* [What the exercise asks]: Only lines with the string "Chinese" matter here; gather them from the material below.

>>

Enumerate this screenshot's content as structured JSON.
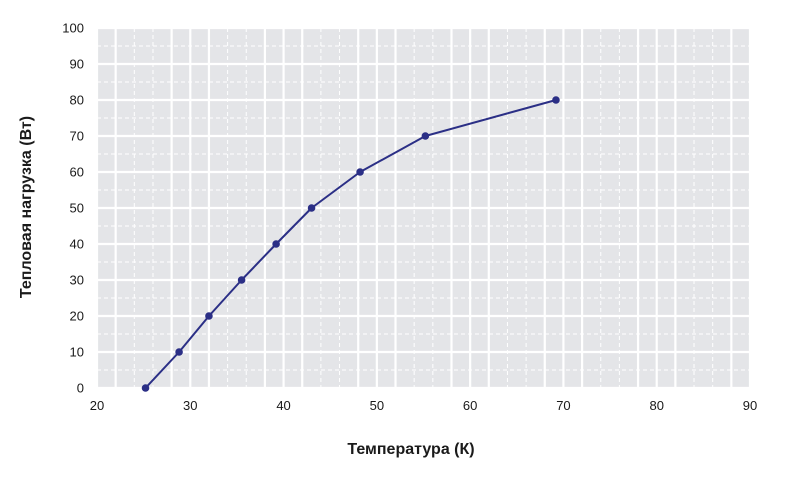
{
  "colors": {
    "plot_background": "#e4e5e8",
    "major_grid": "#ffffff",
    "minor_grid": "#ffffff",
    "series_line": "#2b2f86",
    "marker": "#2b2f86"
  },
  "chart_data": {
    "type": "line",
    "title": "",
    "xlabel": "Температура (К)",
    "ylabel": "Тепловая нагрузка (Вт)",
    "xlim": [
      20,
      90
    ],
    "ylim": [
      0,
      100
    ],
    "x_ticks": [
      "20",
      "30",
      "40",
      "50",
      "60",
      "70",
      "80",
      "90"
    ],
    "y_ticks": [
      "0",
      "10",
      "20",
      "30",
      "40",
      "50",
      "60",
      "70",
      "80",
      "90",
      "100"
    ],
    "grid": true,
    "legend": "none",
    "series": [
      {
        "x": [
          25.2,
          28.8,
          32.0,
          35.5,
          39.2,
          43.0,
          48.2,
          55.2,
          69.2
        ],
        "y": [
          0,
          10,
          20,
          30,
          40,
          50,
          60,
          70,
          80
        ]
      }
    ]
  }
}
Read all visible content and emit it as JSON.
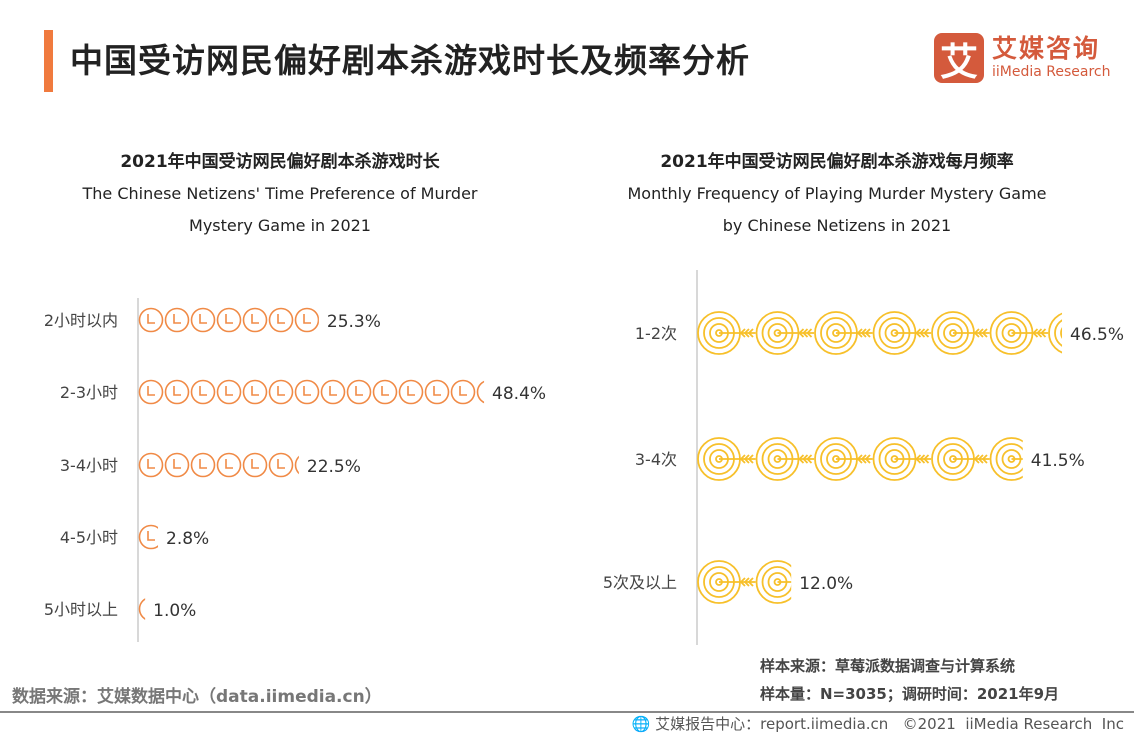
{
  "header": {
    "title": "中国受访网民偏好剧本杀游戏时长及频率分析",
    "logo": {
      "mark": "艾",
      "cn": "艾媒咨询",
      "en": "iiMedia Research"
    }
  },
  "colors": {
    "accent": "#f07a3e",
    "clock_icon": "#f08a46",
    "target_icon": "#f7c02a",
    "logo": "#d45a3c"
  },
  "chart_data": [
    {
      "type": "bar",
      "orientation": "horizontal-pictogram",
      "icon": "clock-icon",
      "title_cn": "2021年中国受访网民偏好剧本杀游戏时长",
      "title_en_1": "The Chinese Netizens' Time Preference of Murder",
      "title_en_2": "Mystery Game in 2021",
      "categories": [
        "2小时以内",
        "2-3小时",
        "3-4小时",
        "4-5小时",
        "5小时以上"
      ],
      "values": [
        25.3,
        48.4,
        22.5,
        2.8,
        1.0
      ],
      "labels": [
        "25.3%",
        "48.4%",
        "22.5%",
        "2.8%",
        "1.0%"
      ],
      "unit": "%"
    },
    {
      "type": "bar",
      "orientation": "horizontal-pictogram",
      "icon": "target-icon",
      "title_cn": "2021年中国受访网民偏好剧本杀游戏每月频率",
      "title_en_1": "Monthly Frequency of Playing Murder Mystery Game",
      "title_en_2": "by Chinese Netizens in 2021",
      "categories": [
        "1-2次",
        "3-4次",
        "5次及以上"
      ],
      "values": [
        46.5,
        41.5,
        12.0
      ],
      "labels": [
        "46.5%",
        "41.5%",
        "12.0%"
      ],
      "unit": "%"
    }
  ],
  "source": {
    "left": "数据来源：艾媒数据中心（data.iimedia.cn）",
    "sample_source": "样本来源：草莓派数据调查与计算系统",
    "sample_size": "样本量：N=3035；调研时间：2021年9月"
  },
  "footer": {
    "text": "艾媒报告中心：report.iimedia.cn   ©2021  iiMedia Research  Inc"
  }
}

<<

* [Output of the task]:
      "title_en_1": "The Chinese Netizens' Time Preference of Murder",
      "title_en_2": "by Chinese Netizens in 2021",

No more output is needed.